The exercise – Reproduce all of the data exactly, with no line skipped.

▬▬▬▬▬▬▬▬▬▬

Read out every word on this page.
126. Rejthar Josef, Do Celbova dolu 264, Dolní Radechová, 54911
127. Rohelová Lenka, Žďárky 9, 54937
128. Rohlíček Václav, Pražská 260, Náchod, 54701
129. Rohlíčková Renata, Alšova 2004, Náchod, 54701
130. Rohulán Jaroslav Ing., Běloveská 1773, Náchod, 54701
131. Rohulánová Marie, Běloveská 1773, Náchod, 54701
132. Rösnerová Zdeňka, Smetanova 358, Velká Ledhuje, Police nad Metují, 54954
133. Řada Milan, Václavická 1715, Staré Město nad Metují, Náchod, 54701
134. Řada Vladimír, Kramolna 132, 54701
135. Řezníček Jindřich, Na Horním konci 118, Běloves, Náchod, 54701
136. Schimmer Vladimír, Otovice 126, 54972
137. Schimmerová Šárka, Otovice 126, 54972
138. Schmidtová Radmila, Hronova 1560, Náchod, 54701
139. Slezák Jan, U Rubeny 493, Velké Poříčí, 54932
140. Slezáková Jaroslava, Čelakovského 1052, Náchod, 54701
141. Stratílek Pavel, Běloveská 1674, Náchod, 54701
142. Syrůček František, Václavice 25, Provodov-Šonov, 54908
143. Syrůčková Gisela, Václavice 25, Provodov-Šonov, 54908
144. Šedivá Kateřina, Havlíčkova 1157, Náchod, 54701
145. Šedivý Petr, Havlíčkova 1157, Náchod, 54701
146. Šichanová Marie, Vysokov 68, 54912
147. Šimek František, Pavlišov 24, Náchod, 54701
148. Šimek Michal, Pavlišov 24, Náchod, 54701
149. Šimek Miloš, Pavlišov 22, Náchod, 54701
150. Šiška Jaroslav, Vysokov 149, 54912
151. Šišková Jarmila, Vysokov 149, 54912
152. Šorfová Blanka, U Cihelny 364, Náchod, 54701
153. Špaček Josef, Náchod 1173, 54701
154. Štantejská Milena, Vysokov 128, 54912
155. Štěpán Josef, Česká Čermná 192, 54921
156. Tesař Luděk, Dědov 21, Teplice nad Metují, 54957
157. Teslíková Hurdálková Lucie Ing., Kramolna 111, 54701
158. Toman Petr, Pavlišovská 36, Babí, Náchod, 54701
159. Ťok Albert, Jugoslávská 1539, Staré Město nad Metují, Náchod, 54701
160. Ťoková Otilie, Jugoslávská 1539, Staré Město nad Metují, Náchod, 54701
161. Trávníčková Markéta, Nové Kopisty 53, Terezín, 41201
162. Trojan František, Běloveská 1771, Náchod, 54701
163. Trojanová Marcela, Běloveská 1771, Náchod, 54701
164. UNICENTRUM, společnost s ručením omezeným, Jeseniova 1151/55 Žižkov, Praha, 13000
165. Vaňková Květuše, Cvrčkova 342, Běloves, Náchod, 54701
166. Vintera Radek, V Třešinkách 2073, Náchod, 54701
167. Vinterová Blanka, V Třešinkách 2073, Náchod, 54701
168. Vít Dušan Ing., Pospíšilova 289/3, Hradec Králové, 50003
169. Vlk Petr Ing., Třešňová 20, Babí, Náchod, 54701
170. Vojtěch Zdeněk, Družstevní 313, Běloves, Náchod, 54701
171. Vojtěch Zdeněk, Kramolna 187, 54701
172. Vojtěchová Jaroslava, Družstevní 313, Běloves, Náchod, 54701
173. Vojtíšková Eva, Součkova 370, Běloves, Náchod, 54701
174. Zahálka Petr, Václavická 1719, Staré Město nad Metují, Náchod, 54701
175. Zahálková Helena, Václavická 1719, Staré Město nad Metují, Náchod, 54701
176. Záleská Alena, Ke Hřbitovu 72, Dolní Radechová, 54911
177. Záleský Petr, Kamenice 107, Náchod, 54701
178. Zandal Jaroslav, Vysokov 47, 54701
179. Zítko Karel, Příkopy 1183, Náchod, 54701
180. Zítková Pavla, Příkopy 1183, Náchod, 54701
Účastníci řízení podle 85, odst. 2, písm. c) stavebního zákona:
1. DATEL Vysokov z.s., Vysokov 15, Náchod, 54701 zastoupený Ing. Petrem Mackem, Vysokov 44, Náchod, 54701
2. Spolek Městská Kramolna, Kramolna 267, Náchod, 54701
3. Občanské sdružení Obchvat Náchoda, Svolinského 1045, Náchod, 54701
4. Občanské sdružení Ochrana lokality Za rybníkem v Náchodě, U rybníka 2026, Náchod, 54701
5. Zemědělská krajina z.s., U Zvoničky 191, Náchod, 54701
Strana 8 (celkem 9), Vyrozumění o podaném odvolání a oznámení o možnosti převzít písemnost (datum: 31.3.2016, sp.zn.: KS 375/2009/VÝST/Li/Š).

▬▬▬▬▬▬▬▬▬▬

Result for this task –
Read out every word on this page.
126. Rejthar Josef, Do Celbova dolu 264, Dolní Radechová, 54911
127. Rohelová Lenka, Žďárky 9, 54937
128. Rohlíček Václav, Pražská 260, Náchod, 54701
129. Rohlíčková Renata, Alšova 2004, Náchod, 54701
130. Rohulán Jaroslav Ing., Běloveská 1773, Náchod, 54701
131. Rohulánová Marie, Běloveská 1773, Náchod, 54701
132. Rösnerová Zdeňka, Smetanova 358, Velká Ledhuje, Police nad Metují, 54954
133. Řada Milan, Václavická 1715, Staré Město nad Metují, Náchod, 54701
134. Řada Vladimír, Kramolna 132, 54701
135. Řezníček Jindřich, Na Horním konci 118, Běloves, Náchod, 54701
136. Schimmer Vladimír, Otovice 126, 54972
137. Schimmerová Šárka, Otovice 126, 54972
138. Schmidtová Radmila, Hronova 1560, Náchod, 54701
139. Slezák Jan, U Rubeny 493, Velké Poříčí, 54932
140. Slezáková Jaroslava, Čelakovského 1052, Náchod, 54701
141. Stratílek Pavel, Běloveská 1674, Náchod, 54701
142. Syrůček František, Václavice 25, Provodov-Šonov, 54908
143. Syrůčková Gisela, Václavice 25, Provodov-Šonov, 54908
144. Šedivá Kateřina, Havlíčkova 1157, Náchod, 54701
145. Šedivý Petr, Havlíčkova 1157, Náchod, 54701
146. Šichanová Marie, Vysokov 68, 54912
147. Šimek František, Pavlišov 24, Náchod, 54701
148. Šimek Michal, Pavlišov 24, Náchod, 54701
149. Šimek Miloš, Pavlišov 22, Náchod, 54701
150. Šiška Jaroslav, Vysokov 149, 54912
151. Šišková Jarmila, Vysokov 149, 54912
152. Šorfová Blanka, U Cihelny 364, Náchod, 54701
153. Špaček Josef, Náchod 1173, 54701
154. Štantejská Milena, Vysokov 128, 54912
155. Štěpán Josef, Česká Čermná 192, 54921
156. Tesař Luděk, Dědov 21, Teplice nad Metují, 54957
157. Teslíková Hurdálková Lucie Ing., Kramolna 111, 54701
158. Toman Petr, Pavlišovská 36, Babí, Náchod, 54701
159. Ťok Albert, Jugoslávská 1539, Staré Město nad Metují, Náchod, 54701
160. Ťoková Otilie, Jugoslávská 1539, Staré Město nad Metují, Náchod, 54701
161. Trávníčková Markéta, Nové Kopisty 53, Terezín, 41201
162. Trojan František, Běloveská 1771, Náchod, 54701
163. Trojanová Marcela, Běloveská 1771, Náchod, 54701
164. UNICENTRUM, společnost s ručením omezeným, Jeseniova 1151/55 Žižkov, Praha, 13000
165. Vaňková Květuše, Cvrčkova 342, Běloves, Náchod, 54701
166. Vintera Radek, V Třešinkách 2073, Náchod, 54701
167. Vinterová Blanka, V Třešinkách 2073, Náchod, 54701
168. Vít Dušan Ing., Pospíšilova 289/3, Hradec Králové, 50003
169. Vlk Petr Ing., Třešňová 20, Babí, Náchod, 54701
170. Vojtěch Zdeněk, Družstevní 313, Běloves, Náchod, 54701
171. Vojtěch Zdeněk, Kramolna 187, 54701
172. Vojtěchová Jaroslava, Družstevní 313, Běloves, Náchod, 54701
173. Vojtíšková Eva, Součkova 370, Běloves, Náchod, 54701
174. Zahálka Petr, Václavická 1719, Staré Město nad Metují, Náchod, 54701
175. Zahálková Helena, Václavická 1719, Staré Město nad Metují, Náchod, 54701
176. Záleská Alena, Ke Hřbitovu 72, Dolní Radechová, 54911
177. Záleský Petr, Kamenice 107, Náchod, 54701
178. Zandal Jaroslav, Vysokov 47, 54701
179. Zítko Karel, Příkopy 1183, Náchod, 54701
180. Zítková Pavla, Příkopy 1183, Náchod, 54701
Účastníci řízení podle 85, odst. 2, písm. c) stavebního zákona:
1. DATEL Vysokov z.s., Vysokov 15, Náchod, 54701 zastoupený Ing. Petrem Mackem, Vysokov 44, Náchod, 54701
2. Spolek Městská Kramolna, Kramolna 267, Náchod, 54701
3. Občanské sdružení Obchvat Náchoda, Svolinského 1045, Náchod, 54701
4. Občanské sdružení Ochrana lokality Za rybníkem v Náchodě, U rybníka 2026, Náchod, 54701
5. Zemědělská krajina z.s., U Zvoničky 191, Náchod, 54701
Strana 8 (celkem 9), Vyrozumění o podaném odvolání a oznámení o možnosti převzít písemnost (datum: 31.3.2016, sp.zn.: KS 375/2009/VÝST/Li/Š).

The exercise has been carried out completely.